Update the lines from the start of the records through the one containing "percent-change-county: St. Patrick" by changing "percent-change-value" to "pct-change-value" wherever it occurs, leaving everything else as it is.

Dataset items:

▼

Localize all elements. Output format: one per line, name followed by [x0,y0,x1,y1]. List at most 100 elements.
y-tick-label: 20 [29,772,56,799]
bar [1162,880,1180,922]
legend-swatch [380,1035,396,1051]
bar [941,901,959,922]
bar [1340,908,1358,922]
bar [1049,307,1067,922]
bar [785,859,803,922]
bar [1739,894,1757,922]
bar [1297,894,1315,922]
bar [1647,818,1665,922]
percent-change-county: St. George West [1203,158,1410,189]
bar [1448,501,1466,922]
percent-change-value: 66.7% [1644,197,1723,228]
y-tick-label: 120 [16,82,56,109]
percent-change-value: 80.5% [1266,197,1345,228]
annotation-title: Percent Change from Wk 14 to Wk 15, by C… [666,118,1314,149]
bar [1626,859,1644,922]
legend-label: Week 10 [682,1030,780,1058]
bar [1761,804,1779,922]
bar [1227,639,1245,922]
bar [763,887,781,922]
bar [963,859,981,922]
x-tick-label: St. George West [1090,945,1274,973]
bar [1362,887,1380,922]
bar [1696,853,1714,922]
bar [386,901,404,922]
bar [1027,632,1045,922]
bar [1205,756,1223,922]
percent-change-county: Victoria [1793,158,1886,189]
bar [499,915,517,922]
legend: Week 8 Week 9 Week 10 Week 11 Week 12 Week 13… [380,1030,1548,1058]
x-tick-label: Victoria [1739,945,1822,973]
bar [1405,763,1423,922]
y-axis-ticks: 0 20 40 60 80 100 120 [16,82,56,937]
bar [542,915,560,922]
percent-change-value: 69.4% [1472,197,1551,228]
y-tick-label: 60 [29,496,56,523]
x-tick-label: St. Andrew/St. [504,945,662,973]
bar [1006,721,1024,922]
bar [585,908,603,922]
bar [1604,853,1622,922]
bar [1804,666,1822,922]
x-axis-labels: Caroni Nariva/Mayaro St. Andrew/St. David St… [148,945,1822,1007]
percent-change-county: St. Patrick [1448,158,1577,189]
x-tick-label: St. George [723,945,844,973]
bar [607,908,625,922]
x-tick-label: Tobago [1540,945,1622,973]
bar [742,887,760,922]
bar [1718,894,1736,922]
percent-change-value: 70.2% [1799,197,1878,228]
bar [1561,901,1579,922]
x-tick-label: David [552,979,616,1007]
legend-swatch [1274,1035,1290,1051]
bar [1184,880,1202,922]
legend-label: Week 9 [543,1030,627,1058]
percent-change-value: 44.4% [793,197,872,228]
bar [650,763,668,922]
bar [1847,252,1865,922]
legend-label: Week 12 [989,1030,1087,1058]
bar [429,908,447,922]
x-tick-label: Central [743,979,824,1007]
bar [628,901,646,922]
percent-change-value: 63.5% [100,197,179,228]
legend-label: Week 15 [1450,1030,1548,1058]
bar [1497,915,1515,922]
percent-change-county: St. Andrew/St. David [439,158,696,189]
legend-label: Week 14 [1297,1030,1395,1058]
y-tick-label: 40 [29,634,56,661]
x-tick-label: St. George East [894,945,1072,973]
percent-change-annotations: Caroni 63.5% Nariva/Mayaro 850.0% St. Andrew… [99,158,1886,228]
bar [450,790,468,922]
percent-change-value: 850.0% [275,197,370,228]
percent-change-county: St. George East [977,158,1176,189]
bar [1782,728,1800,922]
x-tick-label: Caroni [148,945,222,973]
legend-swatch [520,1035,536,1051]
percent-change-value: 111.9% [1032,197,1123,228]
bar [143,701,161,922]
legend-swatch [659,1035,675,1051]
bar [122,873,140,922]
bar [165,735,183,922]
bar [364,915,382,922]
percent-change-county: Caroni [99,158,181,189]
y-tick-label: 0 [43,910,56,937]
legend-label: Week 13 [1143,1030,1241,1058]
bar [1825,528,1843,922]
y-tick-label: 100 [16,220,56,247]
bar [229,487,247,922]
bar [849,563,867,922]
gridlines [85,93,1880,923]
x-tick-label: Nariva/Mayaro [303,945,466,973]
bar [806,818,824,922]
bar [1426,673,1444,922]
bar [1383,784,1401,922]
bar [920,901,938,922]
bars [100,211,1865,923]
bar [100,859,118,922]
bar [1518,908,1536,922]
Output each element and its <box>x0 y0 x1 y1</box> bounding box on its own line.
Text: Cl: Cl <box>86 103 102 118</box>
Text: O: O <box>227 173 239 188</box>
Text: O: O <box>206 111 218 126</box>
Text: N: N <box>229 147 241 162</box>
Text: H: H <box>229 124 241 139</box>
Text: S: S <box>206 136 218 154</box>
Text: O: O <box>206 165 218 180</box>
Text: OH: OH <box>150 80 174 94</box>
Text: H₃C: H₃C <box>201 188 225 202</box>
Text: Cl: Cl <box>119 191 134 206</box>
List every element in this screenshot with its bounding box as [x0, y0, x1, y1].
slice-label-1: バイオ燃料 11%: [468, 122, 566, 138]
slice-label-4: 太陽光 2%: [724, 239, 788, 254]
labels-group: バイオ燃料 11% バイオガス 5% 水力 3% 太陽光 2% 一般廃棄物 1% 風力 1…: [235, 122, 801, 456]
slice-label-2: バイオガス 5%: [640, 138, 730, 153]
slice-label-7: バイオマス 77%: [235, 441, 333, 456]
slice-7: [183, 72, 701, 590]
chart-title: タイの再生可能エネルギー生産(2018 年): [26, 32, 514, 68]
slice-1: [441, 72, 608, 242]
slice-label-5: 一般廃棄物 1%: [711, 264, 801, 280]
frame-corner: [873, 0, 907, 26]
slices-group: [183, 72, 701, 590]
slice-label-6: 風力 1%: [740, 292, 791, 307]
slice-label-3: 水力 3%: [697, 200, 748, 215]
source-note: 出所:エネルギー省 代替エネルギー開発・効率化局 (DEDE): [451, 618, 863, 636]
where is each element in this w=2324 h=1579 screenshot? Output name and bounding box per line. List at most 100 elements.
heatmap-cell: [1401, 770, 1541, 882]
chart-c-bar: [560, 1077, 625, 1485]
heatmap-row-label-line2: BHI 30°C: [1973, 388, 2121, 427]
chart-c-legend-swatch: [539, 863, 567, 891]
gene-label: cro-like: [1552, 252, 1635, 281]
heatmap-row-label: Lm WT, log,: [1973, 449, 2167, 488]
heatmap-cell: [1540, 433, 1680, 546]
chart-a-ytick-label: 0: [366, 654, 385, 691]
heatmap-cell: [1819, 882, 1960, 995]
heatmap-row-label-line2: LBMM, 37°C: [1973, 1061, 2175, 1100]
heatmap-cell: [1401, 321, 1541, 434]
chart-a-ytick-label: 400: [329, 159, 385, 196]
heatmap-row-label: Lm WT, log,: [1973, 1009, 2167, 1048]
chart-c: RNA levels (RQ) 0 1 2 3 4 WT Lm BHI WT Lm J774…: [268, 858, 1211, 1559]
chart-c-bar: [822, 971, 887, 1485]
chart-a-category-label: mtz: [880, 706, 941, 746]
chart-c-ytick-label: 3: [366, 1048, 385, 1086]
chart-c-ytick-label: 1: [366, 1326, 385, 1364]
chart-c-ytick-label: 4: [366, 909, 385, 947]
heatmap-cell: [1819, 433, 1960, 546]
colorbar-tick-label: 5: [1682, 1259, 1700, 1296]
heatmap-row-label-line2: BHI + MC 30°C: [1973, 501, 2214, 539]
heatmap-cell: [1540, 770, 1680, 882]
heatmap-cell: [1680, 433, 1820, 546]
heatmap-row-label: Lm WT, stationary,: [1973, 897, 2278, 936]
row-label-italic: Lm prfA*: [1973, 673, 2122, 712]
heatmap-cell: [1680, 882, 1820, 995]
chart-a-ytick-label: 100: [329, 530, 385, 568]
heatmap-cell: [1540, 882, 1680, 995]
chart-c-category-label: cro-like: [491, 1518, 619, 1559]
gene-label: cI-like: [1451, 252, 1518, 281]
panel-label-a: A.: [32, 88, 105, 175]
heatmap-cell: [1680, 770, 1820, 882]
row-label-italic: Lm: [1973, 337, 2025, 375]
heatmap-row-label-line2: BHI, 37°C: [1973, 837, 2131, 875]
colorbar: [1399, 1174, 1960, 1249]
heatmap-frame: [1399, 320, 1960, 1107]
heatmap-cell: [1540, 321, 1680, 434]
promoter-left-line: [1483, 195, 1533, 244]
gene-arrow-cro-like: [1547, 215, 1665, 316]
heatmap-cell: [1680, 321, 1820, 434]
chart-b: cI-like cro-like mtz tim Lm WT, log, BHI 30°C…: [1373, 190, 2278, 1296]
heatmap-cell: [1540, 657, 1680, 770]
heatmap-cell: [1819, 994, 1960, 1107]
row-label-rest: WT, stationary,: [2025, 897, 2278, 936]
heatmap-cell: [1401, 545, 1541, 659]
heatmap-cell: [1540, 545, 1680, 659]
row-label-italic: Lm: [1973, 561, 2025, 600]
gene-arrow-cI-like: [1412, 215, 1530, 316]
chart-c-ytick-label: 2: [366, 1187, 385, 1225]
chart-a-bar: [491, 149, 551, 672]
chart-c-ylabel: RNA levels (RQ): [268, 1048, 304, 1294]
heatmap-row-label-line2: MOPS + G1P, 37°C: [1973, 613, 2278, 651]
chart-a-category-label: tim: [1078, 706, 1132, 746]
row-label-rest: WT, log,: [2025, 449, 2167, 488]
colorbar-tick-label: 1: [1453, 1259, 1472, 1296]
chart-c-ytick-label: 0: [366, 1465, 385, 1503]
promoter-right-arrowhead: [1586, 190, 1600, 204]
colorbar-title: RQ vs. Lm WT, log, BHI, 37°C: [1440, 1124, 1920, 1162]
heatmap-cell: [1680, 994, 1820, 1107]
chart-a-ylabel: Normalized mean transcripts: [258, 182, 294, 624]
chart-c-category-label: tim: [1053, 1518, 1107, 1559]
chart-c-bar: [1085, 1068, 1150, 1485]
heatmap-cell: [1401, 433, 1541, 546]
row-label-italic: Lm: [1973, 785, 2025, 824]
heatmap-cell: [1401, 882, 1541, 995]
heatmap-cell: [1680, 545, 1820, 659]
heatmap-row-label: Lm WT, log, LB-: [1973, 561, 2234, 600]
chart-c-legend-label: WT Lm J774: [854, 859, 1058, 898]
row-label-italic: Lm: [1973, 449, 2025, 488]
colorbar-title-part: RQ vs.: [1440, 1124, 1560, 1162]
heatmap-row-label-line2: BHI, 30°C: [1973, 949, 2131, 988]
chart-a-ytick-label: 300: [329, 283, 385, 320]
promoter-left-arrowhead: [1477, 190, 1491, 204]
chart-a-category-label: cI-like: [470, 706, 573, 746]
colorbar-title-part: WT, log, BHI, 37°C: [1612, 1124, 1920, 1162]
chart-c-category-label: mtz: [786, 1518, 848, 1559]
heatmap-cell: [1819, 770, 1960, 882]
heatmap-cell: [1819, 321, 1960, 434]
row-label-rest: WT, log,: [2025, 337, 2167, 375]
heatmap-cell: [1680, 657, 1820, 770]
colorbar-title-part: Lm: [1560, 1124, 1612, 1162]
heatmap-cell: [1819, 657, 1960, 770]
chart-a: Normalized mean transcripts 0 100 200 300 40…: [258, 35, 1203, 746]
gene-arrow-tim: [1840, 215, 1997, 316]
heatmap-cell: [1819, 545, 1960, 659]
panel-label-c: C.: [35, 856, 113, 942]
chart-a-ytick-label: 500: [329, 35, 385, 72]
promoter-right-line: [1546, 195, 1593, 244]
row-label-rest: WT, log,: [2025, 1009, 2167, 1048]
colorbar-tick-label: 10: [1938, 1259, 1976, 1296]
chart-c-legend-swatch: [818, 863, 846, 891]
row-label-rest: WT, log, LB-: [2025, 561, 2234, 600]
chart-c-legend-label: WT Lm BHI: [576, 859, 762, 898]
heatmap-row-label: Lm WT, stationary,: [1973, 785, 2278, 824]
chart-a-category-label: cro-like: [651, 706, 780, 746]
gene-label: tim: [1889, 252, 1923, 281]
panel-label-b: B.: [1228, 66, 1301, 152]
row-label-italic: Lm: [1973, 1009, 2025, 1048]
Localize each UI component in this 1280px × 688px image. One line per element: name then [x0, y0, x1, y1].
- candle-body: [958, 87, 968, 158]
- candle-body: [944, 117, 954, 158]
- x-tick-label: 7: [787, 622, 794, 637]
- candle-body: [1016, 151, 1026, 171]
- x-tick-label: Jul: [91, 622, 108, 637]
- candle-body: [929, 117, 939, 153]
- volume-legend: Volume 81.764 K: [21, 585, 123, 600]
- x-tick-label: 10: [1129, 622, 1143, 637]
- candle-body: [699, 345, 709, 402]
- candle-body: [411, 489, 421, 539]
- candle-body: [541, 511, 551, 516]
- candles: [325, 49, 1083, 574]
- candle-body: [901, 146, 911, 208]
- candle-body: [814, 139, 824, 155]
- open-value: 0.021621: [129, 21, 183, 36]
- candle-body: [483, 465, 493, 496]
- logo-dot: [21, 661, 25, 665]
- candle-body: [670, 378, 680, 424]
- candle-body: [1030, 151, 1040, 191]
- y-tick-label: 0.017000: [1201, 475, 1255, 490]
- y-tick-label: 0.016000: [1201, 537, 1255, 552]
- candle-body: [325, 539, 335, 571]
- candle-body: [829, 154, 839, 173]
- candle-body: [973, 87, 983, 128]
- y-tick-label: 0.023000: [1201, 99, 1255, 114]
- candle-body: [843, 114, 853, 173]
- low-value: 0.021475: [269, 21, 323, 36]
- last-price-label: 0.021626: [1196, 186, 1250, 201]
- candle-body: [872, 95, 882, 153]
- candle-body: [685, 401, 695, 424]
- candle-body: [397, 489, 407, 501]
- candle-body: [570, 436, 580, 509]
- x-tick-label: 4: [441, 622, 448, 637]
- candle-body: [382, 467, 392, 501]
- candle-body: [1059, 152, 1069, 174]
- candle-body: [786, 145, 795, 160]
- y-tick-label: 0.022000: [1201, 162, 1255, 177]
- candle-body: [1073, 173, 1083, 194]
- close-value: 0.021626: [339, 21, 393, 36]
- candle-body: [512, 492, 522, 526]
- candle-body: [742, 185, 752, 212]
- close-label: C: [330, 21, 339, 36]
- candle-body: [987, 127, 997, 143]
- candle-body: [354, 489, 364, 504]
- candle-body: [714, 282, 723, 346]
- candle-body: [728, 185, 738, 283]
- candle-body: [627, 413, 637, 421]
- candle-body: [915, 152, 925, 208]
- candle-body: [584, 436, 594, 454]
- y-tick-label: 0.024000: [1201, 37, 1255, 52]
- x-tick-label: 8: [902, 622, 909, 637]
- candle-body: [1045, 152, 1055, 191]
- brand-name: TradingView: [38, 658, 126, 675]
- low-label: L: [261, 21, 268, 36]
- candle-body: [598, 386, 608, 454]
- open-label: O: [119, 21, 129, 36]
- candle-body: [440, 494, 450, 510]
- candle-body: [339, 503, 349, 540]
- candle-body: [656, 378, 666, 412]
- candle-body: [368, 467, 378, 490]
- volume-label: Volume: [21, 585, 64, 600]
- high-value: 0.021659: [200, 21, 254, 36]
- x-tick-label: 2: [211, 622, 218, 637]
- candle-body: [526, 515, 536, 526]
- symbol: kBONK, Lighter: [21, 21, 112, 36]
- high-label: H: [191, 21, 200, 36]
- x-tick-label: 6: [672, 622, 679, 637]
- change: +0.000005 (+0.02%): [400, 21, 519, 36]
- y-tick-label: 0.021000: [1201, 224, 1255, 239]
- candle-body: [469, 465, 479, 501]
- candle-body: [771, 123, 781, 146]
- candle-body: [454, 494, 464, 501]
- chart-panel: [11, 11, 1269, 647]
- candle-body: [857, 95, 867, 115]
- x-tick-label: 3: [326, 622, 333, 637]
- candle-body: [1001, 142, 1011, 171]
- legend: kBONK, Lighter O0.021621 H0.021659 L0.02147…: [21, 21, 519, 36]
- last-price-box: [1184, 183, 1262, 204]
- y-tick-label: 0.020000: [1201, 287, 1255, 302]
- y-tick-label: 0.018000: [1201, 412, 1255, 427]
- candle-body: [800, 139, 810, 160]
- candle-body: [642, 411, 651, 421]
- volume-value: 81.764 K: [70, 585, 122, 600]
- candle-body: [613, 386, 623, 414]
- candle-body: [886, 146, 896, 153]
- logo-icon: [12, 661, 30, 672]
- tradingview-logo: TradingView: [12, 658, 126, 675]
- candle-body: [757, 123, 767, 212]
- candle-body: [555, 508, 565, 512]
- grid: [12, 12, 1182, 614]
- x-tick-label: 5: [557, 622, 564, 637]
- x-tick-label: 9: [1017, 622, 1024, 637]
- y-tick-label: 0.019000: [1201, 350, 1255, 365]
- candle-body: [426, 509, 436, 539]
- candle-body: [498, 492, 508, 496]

▲

* THE OUTPUT *
Localize all elements. Output format: one per line, name followed by [x0,y0,x1,y1]. List at most 100 elements.
y-tick-label: 20 [29,772,56,799]
bar [1162,880,1180,922]
legend-swatch [380,1035,396,1051]
bar [941,901,959,922]
bar [1340,908,1358,922]
bar [1049,307,1067,922]
bar [785,859,803,922]
bar [1739,894,1757,922]
bar [1297,894,1315,922]
bar [1647,818,1665,922]
percent-change-county: St. George West [1203,158,1410,189]
bar [1448,501,1466,922]
pct-change-value: 66.7% [1644,197,1723,228]
y-tick-label: 120 [16,82,56,109]
pct-change-value: 80.5% [1266,197,1345,228]
annotation-title: Percent Change from Wk 14 to Wk 15, by C… [666,118,1314,149]
bar [1626,859,1644,922]
legend-label: Week 10 [682,1030,780,1058]
bar [1761,804,1779,922]
bar [1227,639,1245,922]
bar [763,887,781,922]
bar [963,859,981,922]
x-tick-label: St. George West [1090,945,1274,973]
bar [1362,887,1380,922]
bar [1696,853,1714,922]
bar [386,901,404,922]
bar [1027,632,1045,922]
bar [1205,756,1223,922]
percent-change-county: Victoria [1793,158,1886,189]
bar [499,915,517,922]
legend: Week 8 Week 9 Week 10 Week 11 Week 12 Week 13… [380,1030,1548,1058]
x-tick-label: Victoria [1739,945,1822,973]
bar [1405,763,1423,922]
y-axis-ticks: 0 20 40 60 80 100 120 [16,82,56,937]
bar [542,915,560,922]
pct-change-value: 69.4% [1472,197,1551,228]
y-tick-label: 60 [29,496,56,523]
x-tick-label: St. Andrew/St. [504,945,662,973]
bar [1006,721,1024,922]
bar [585,908,603,922]
bar [1604,853,1622,922]
bar [1804,666,1822,922]
x-axis-labels: Caroni Nariva/Mayaro St. Andrew/St. David St… [148,945,1822,1007]
percent-change-county: St. Patrick [1448,158,1577,189]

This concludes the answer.